| SHORT PROBLEM |
Collect all lines below with the string "chris".

[Rows from a dataset]
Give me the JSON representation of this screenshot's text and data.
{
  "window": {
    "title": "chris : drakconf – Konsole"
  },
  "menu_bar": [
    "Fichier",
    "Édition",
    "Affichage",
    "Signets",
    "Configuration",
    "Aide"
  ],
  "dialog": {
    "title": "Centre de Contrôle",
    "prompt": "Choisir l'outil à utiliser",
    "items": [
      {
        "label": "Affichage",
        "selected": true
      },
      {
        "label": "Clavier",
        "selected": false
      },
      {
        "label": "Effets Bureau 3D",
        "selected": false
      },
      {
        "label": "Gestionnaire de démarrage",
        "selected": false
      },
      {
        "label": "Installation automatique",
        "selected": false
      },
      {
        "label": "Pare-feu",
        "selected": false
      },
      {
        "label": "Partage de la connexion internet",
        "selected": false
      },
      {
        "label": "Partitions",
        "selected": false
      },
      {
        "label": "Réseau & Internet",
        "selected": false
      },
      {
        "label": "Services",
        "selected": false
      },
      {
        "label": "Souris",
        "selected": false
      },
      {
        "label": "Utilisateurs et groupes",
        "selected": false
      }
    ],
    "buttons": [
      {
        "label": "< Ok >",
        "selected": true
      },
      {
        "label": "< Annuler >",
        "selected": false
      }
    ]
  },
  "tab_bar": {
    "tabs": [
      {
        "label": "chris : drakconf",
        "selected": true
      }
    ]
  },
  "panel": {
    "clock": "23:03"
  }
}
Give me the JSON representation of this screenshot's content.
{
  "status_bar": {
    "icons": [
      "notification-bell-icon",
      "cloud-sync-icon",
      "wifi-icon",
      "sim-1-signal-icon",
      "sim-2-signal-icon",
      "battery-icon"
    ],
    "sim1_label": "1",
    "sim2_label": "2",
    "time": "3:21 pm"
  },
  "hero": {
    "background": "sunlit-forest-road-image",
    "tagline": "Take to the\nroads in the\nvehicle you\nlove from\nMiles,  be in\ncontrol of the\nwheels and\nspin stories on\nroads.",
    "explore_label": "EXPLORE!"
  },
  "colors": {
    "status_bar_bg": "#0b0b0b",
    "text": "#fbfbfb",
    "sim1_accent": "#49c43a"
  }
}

| WRITTEN RESPONSE |
    "title": "chris : drakconf – Konsole"
        "label": "chris : drakconf",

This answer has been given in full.